WHAT TO PRODUCE » Identify each line in the records below that contains the word "nostrorum", and copy it.
>> start WORKING DATA
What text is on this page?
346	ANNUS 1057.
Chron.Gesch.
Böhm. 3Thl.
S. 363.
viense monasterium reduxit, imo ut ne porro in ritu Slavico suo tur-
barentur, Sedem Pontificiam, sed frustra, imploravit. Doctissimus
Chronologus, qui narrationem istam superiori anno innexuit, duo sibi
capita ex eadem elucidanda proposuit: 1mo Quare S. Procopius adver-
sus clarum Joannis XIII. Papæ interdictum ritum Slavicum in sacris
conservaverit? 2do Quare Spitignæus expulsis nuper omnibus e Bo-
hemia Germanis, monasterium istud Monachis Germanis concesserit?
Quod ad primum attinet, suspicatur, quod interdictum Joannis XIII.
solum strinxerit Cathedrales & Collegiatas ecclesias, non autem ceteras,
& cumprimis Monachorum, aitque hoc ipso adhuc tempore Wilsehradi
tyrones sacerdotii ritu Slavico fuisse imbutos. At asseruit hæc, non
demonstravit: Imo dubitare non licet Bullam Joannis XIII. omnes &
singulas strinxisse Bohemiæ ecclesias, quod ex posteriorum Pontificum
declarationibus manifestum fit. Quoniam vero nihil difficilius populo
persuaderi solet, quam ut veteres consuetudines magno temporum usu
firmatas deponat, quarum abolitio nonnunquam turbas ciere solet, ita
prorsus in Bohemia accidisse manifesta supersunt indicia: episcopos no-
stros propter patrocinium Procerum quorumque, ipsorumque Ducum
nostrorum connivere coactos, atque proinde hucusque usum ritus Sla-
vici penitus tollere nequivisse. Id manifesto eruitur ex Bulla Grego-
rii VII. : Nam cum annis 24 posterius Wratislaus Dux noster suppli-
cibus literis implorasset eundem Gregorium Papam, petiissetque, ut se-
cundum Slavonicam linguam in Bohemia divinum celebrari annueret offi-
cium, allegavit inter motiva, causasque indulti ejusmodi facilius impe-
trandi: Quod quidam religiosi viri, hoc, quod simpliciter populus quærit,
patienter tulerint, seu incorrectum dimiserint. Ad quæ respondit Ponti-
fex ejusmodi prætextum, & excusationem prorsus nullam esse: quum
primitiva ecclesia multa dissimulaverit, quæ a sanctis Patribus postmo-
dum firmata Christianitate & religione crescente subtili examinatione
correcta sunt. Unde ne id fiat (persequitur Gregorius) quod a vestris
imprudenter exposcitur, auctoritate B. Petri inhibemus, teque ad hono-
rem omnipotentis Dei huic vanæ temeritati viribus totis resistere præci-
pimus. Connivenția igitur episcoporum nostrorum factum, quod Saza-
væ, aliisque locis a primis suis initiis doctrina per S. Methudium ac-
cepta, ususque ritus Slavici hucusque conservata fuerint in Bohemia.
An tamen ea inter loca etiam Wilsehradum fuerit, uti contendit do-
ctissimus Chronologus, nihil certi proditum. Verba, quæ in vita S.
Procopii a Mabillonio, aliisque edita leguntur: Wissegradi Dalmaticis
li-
>> end WORKING DATA
TASK OUTPUT »
nostrorum connivere coactos, atque proinde hucusque usum ritus Sla-
pimus. Connivenția igitur episcoporum nostrorum factum, quod Saza-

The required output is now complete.